• [Exercise brief]: Set down the records once more, please, exactly and with the pictures left out.

===============

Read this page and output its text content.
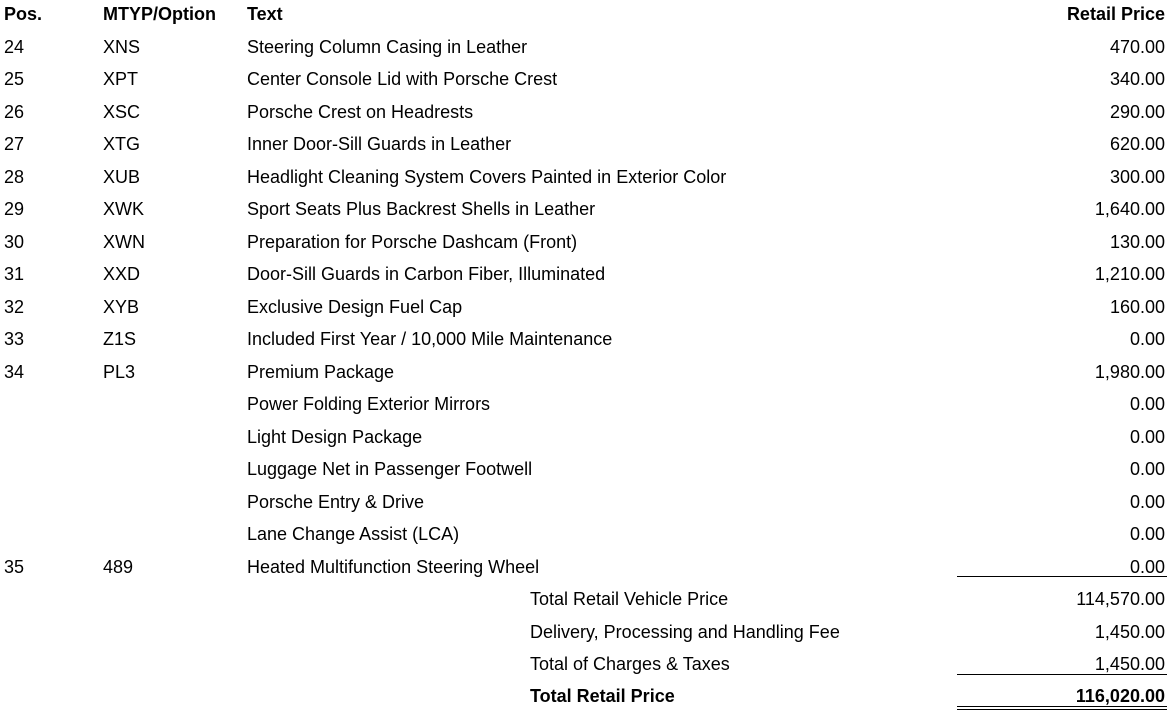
Pos.	MTYP/Option Text	Retail Price
24	XNS	Steering Column Casing in Leather	470.00
25	XPT	Center Console Lid with Porsche Crest	340.00
26	XSC	Porsche Crest on Headrests	290.00
27	XTG	Inner Door-Sill Guards in Leather	620.00
28	XUB	Headlight Cleaning System Covers Painted in Exterior Color	300.00
29	XWK	Sport Seats Plus Backrest Shells in Leather	1,640.00
30	XWN	Preparation for Porsche Dashcam (Front)	130.00
31	XXD	Door-Sill Guards in Carbon Fiber, Illuminated	1,210.00
32	XYB	Exclusive Design Fuel Cap	160.00
33	Z1S	Included First Year / 10,000 Mile Maintenance	0.00
34	PL3	Premium Package	1,980.00
Power Folding Exterior Mirrors	0.00
Light Design Package	0.00
Luggage Net in Passenger Footwell	0.00
Porsche Entry & Drive	0.00
Lane Change Assist (LCA)	0.00
35	489	Heated Multifunction Steering Wheel	0.00
Total Retail Vehicle Price	114,570.00
Delivery, Processing and Handling Fee	1,450.00
Total of Charges & Taxes	1,450.00
Total Retail Price	116,020.00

===============

• [Written answer]:
Read this page and output its text content.
Pos.	MTYP/Option Text	Retail Price
24	XNS	Steering Column Casing in Leather	470.00
25	XPT	Center Console Lid with Porsche Crest	340.00
26	XSC	Porsche Crest on Headrests	290.00
27	XTG	Inner Door-Sill Guards in Leather	620.00
28	XUB	Headlight Cleaning System Covers Painted in Exterior Color	300.00
29	XWK	Sport Seats Plus Backrest Shells in Leather	1,640.00
30	XWN	Preparation for Porsche Dashcam (Front)	130.00
31	XXD	Door-Sill Guards in Carbon Fiber, Illuminated	1,210.00
32	XYB	Exclusive Design Fuel Cap	160.00
33	Z1S	Included First Year / 10,000 Mile Maintenance	0.00
34	PL3	Premium Package	1,980.00
Power Folding Exterior Mirrors	0.00
Light Design Package	0.00
Luggage Net in Passenger Footwell	0.00
Porsche Entry & Drive	0.00
Lane Change Assist (LCA)	0.00
35	489	Heated Multifunction Steering Wheel	0.00
Total Retail Vehicle Price	114,570.00
Delivery, Processing and Handling Fee	1,450.00
Total of Charges & Taxes	1,450.00
Total Retail Price	116,020.00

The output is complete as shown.